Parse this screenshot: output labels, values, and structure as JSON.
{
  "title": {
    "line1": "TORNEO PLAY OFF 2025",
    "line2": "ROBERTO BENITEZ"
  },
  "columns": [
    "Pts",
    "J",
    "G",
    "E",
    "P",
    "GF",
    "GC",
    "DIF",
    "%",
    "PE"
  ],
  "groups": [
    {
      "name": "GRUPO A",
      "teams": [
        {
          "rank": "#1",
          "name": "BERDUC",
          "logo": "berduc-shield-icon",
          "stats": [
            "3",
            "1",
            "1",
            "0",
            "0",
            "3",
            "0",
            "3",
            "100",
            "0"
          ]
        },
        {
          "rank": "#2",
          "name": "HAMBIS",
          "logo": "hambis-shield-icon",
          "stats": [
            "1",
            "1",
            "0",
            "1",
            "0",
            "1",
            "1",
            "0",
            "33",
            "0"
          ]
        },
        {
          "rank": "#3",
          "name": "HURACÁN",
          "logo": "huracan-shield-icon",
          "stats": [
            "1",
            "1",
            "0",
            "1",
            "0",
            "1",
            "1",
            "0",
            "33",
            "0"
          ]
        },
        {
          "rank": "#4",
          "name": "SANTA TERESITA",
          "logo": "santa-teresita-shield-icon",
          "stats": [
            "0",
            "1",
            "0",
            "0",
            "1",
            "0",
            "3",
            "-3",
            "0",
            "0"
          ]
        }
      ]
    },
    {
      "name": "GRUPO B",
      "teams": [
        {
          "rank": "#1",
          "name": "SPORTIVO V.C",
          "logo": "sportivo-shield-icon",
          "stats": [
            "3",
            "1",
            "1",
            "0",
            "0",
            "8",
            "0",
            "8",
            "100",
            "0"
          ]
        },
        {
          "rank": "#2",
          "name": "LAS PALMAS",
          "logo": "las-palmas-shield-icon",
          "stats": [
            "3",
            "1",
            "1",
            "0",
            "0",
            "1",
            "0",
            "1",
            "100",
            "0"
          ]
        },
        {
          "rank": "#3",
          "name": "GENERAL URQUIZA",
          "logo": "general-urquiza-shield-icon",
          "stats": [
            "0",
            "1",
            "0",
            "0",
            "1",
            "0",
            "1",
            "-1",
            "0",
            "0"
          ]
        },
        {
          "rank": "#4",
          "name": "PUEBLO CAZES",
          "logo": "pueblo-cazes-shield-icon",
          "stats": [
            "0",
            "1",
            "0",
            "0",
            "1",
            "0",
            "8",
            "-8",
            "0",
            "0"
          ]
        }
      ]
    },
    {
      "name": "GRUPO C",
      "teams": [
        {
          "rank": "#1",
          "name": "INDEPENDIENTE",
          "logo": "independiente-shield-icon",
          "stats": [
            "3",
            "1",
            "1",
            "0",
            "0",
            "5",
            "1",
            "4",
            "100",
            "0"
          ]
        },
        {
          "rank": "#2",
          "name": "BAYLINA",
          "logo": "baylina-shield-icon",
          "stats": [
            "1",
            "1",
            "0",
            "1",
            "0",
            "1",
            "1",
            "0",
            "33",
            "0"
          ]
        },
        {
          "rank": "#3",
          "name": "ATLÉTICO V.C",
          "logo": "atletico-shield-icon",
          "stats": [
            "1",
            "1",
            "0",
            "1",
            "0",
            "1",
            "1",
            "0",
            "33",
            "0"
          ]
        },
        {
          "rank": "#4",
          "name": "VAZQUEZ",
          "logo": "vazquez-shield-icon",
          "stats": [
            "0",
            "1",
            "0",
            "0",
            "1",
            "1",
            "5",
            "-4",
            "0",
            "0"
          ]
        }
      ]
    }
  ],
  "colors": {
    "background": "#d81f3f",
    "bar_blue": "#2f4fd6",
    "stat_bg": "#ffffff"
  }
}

———

From the first line to the last, retype the data exactly.

Parse this screenshot: output labels, values, and structure as JSON.
{
  "title": {
    "line1": "TORNEO PLAY OFF 2025",
    "line2": "ROBERTO BENITEZ"
  },
  "columns": [
    "Pts",
    "J",
    "G",
    "E",
    "P",
    "GF",
    "GC",
    "DIF",
    "%",
    "PE"
  ],
  "groups": [
    {
      "name": "GRUPO A",
      "teams": [
        {
          "rank": "#1",
          "name": "BERDUC",
          "logo": "berduc-shield-icon",
          "stats": [
            "3",
            "1",
            "1",
            "0",
            "0",
            "3",
            "0",
            "3",
            "100",
            "0"
          ]
        },
        {
          "rank": "#2",
          "name": "HAMBIS",
          "logo": "hambis-shield-icon",
          "stats": [
            "1",
            "1",
            "0",
            "1",
            "0",
            "1",
            "1",
            "0",
            "33",
            "0"
          ]
        },
        {
          "rank": "#3",
          "name": "HURACÁN",
          "logo": "huracan-shield-icon",
          "stats": [
            "1",
            "1",
            "0",
            "1",
            "0",
            "1",
            "1",
            "0",
            "33",
            "0"
          ]
        },
        {
          "rank": "#4",
          "name": "SANTA TERESITA",
          "logo": "santa-teresita-shield-icon",
          "stats": [
            "0",
            "1",
            "0",
            "0",
            "1",
            "0",
            "3",
            "-3",
            "0",
            "0"
          ]
        }
      ]
    },
    {
      "name": "GRUPO B",
      "teams": [
        {
          "rank": "#1",
          "name": "SPORTIVO V.C",
          "logo": "sportivo-shield-icon",
          "stats": [
            "3",
            "1",
            "1",
            "0",
            "0",
            "8",
            "0",
            "8",
            "100",
            "0"
          ]
        },
        {
          "rank": "#2",
          "name": "LAS PALMAS",
          "logo": "las-palmas-shield-icon",
          "stats": [
            "3",
            "1",
            "1",
            "0",
            "0",
            "1",
            "0",
            "1",
            "100",
            "0"
          ]
        },
        {
          "rank": "#3",
          "name": "GENERAL URQUIZA",
          "logo": "general-urquiza-shield-icon",
          "stats": [
            "0",
            "1",
            "0",
            "0",
            "1",
            "0",
            "1",
            "-1",
            "0",
            "0"
          ]
        },
        {
          "rank": "#4",
          "name": "PUEBLO CAZES",
          "logo": "pueblo-cazes-shield-icon",
          "stats": [
            "0",
            "1",
            "0",
            "0",
            "1",
            "0",
            "8",
            "-8",
            "0",
            "0"
          ]
        }
      ]
    },
    {
      "name": "GRUPO C",
      "teams": [
        {
          "rank": "#1",
          "name": "INDEPENDIENTE",
          "logo": "independiente-shield-icon",
          "stats": [
            "3",
            "1",
            "1",
            "0",
            "0",
            "5",
            "1",
            "4",
            "100",
            "0"
          ]
        },
        {
          "rank": "#2",
          "name": "BAYLINA",
          "logo": "baylina-shield-icon",
          "stats": [
            "1",
            "1",
            "0",
            "1",
            "0",
            "1",
            "1",
            "0",
            "33",
            "0"
          ]
        },
        {
          "rank": "#3",
          "name": "ATLÉTICO V.C",
          "logo": "atletico-shield-icon",
          "stats": [
            "1",
            "1",
            "0",
            "1",
            "0",
            "1",
            "1",
            "0",
            "33",
            "0"
          ]
        },
        {
          "rank": "#4",
          "name": "VAZQUEZ",
          "logo": "vazquez-shield-icon",
          "stats": [
            "0",
            "1",
            "0",
            "0",
            "1",
            "1",
            "5",
            "-4",
            "0",
            "0"
          ]
        }
      ]
    }
  ],
  "colors": {
    "background": "#d81f3f",
    "bar_blue": "#2f4fd6",
    "stat_bg": "#ffffff"
  }
}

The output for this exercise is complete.